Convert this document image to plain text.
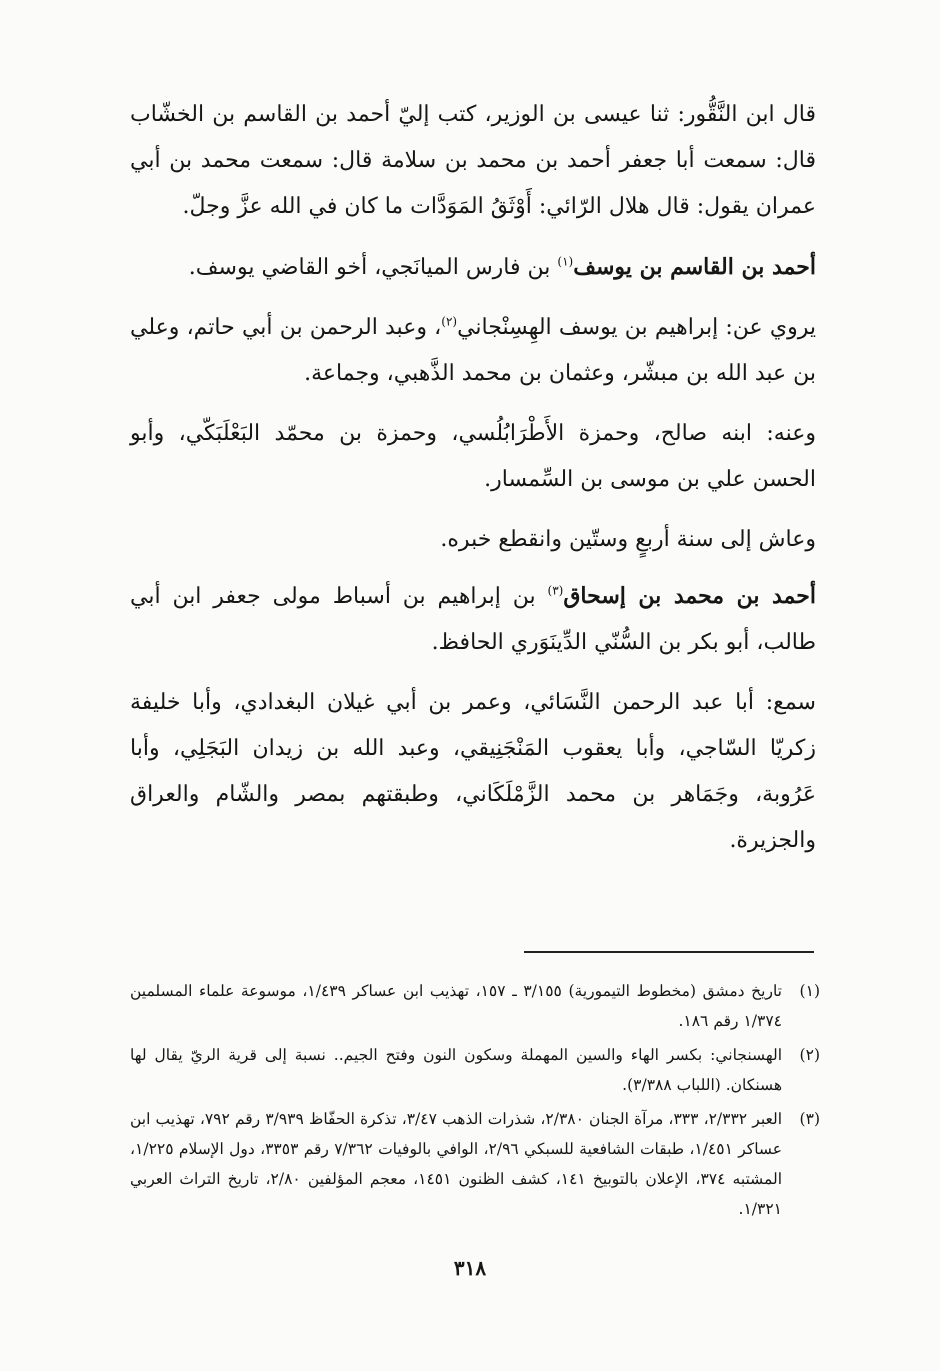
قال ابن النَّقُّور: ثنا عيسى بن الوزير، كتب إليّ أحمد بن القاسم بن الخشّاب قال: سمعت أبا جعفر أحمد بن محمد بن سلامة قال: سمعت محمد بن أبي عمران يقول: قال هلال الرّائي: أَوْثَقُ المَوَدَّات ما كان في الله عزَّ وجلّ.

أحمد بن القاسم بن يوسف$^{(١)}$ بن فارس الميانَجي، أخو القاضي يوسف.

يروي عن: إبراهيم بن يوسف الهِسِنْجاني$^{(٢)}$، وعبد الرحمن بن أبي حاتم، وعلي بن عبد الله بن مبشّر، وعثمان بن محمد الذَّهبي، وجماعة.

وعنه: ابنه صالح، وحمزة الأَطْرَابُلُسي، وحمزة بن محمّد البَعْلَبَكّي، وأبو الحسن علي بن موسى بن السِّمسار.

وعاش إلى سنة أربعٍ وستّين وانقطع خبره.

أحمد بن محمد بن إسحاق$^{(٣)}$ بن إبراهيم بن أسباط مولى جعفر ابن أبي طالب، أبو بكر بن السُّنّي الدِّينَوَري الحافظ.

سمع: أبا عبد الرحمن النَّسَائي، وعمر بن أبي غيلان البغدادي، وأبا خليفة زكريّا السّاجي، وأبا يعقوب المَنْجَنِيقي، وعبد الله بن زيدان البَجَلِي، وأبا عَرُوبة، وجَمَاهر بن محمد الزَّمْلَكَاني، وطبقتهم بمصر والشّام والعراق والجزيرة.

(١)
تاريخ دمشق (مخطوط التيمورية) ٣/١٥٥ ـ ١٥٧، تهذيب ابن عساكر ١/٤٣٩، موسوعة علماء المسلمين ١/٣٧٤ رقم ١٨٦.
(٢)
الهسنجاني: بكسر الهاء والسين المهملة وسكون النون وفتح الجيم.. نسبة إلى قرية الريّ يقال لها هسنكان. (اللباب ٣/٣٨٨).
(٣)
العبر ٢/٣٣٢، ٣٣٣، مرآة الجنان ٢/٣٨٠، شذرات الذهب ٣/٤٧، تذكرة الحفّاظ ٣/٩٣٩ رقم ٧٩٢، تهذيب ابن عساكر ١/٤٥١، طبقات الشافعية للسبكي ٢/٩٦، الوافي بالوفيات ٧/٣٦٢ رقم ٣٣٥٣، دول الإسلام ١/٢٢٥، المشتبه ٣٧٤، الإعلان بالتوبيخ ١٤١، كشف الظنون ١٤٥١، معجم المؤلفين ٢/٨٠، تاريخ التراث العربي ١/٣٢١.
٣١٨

REQUIRED TASK: Write out each line of the data exactly; the images should be left out.

WRITTEN ANSWER:
Convert this document image to plain text.
قال ابن النَّقُّور: ثنا عيسى بن الوزير، كتب إليّ أحمد بن القاسم بن الخشّاب قال: سمعت أبا جعفر أحمد بن محمد بن سلامة قال: سمعت محمد بن أبي عمران يقول: قال هلال الرّائي: أَوْثَقُ المَوَدَّات ما كان في الله عزَّ وجلّ.

أحمد بن القاسم بن يوسف$^{(١)}$ بن فارس الميانَجي، أخو القاضي يوسف.

يروي عن: إبراهيم بن يوسف الهِسِنْجاني$^{(٢)}$، وعبد الرحمن بن أبي حاتم، وعلي بن عبد الله بن مبشّر، وعثمان بن محمد الذَّهبي، وجماعة.

وعنه: ابنه صالح، وحمزة الأَطْرَابُلُسي، وحمزة بن محمّد البَعْلَبَكّي، وأبو الحسن علي بن موسى بن السِّمسار.

وعاش إلى سنة أربعٍ وستّين وانقطع خبره.

أحمد بن محمد بن إسحاق$^{(٣)}$ بن إبراهيم بن أسباط مولى جعفر ابن أبي طالب، أبو بكر بن السُّنّي الدِّينَوَري الحافظ.

سمع: أبا عبد الرحمن النَّسَائي، وعمر بن أبي غيلان البغدادي، وأبا خليفة زكريّا السّاجي، وأبا يعقوب المَنْجَنِيقي، وعبد الله بن زيدان البَجَلِي، وأبا عَرُوبة، وجَمَاهر بن محمد الزَّمْلَكَاني، وطبقتهم بمصر والشّام والعراق والجزيرة.

(١)
تاريخ دمشق (مخطوط التيمورية) ٣/١٥٥ ـ ١٥٧، تهذيب ابن عساكر ١/٤٣٩، موسوعة علماء المسلمين ١/٣٧٤ رقم ١٨٦.
(٢)
الهسنجاني: بكسر الهاء والسين المهملة وسكون النون وفتح الجيم.. نسبة إلى قرية الريّ يقال لها هسنكان. (اللباب ٣/٣٨٨).
(٣)
العبر ٢/٣٣٢، ٣٣٣، مرآة الجنان ٢/٣٨٠، شذرات الذهب ٣/٤٧، تذكرة الحفّاظ ٣/٩٣٩ رقم ٧٩٢، تهذيب ابن عساكر ١/٤٥١، طبقات الشافعية للسبكي ٢/٩٦، الوافي بالوفيات ٧/٣٦٢ رقم ٣٣٥٣، دول الإسلام ١/٢٢٥، المشتبه ٣٧٤، الإعلان بالتوبيخ ١٤١، كشف الظنون ١٤٥١، معجم المؤلفين ٢/٨٠، تاريخ التراث العربي ١/٣٢١.
٣١٨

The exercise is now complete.